• _Prompt_
Extract every line where the string "with" appears.

• _Entries shown_
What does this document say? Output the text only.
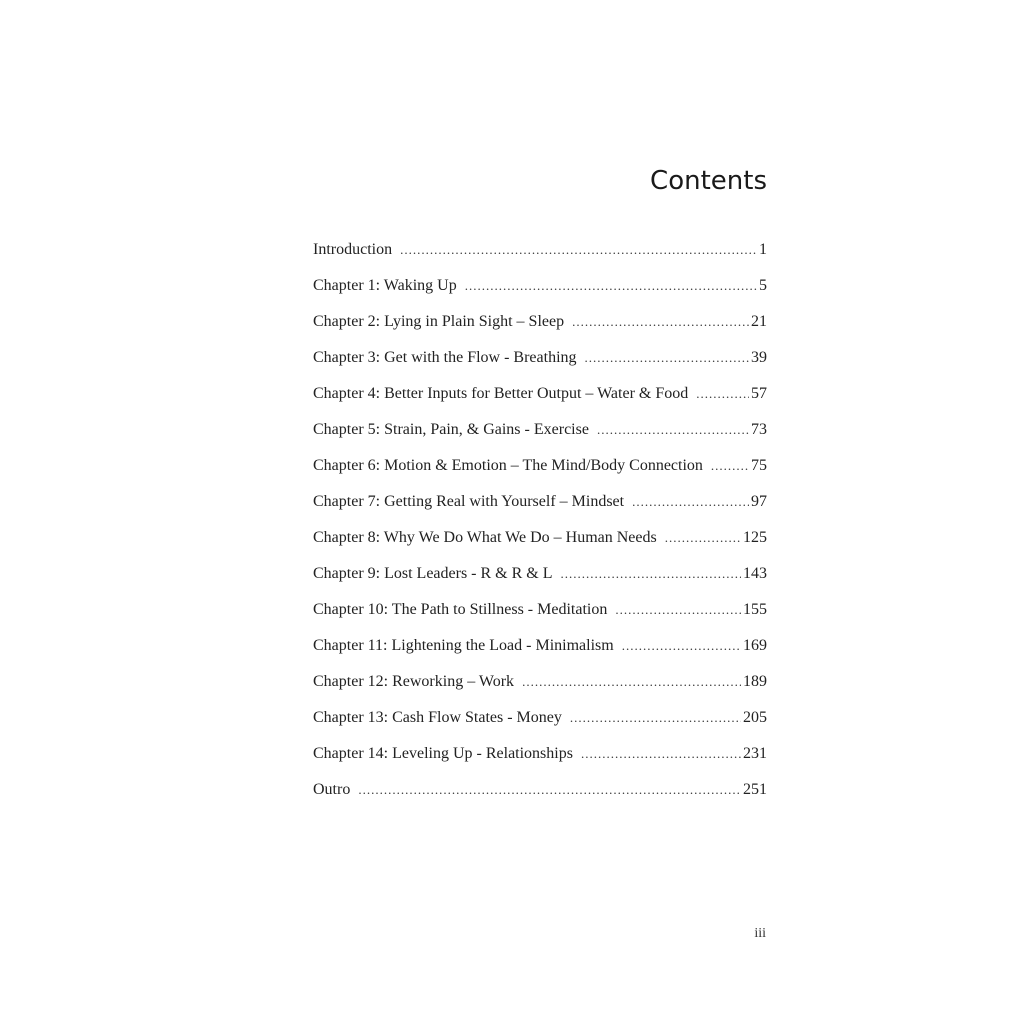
Contents
Introduction .....	1
Chapter 1: Waking Up .....	5
Chapter 2: Lying in Plain Sight – Sleep .....	21
Chapter 3: Get with the Flow - Breathing .....	39
Chapter 4: Better Inputs for Better Output – Water & Food .....	57
Chapter 5: Strain, Pain, & Gains - Exercise .....	73
Chapter 6: Motion & Emotion – The Mind/Body Connection .....	75
Chapter 7: Getting Real with Yourself – Mindset .....	97
Chapter 8: Why We Do What We Do – Human Needs .....	125
Chapter 9: Lost Leaders - R & R & L .....	143
Chapter 10: The Path to Stillness - Meditation .....	155
Chapter 11: Lightening the Load - Minimalism .....	169
Chapter 12: Reworking – Work .....	189
Chapter 13: Cash Flow States - Money .....	205
Chapter 14: Leveling Up - Relationships .....	231
Outro .....	251
iii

• _Output_
Chapter 3: Get with the Flow - Breathing .....	39
Chapter 7: Getting Real with Yourself – Mindset .....	97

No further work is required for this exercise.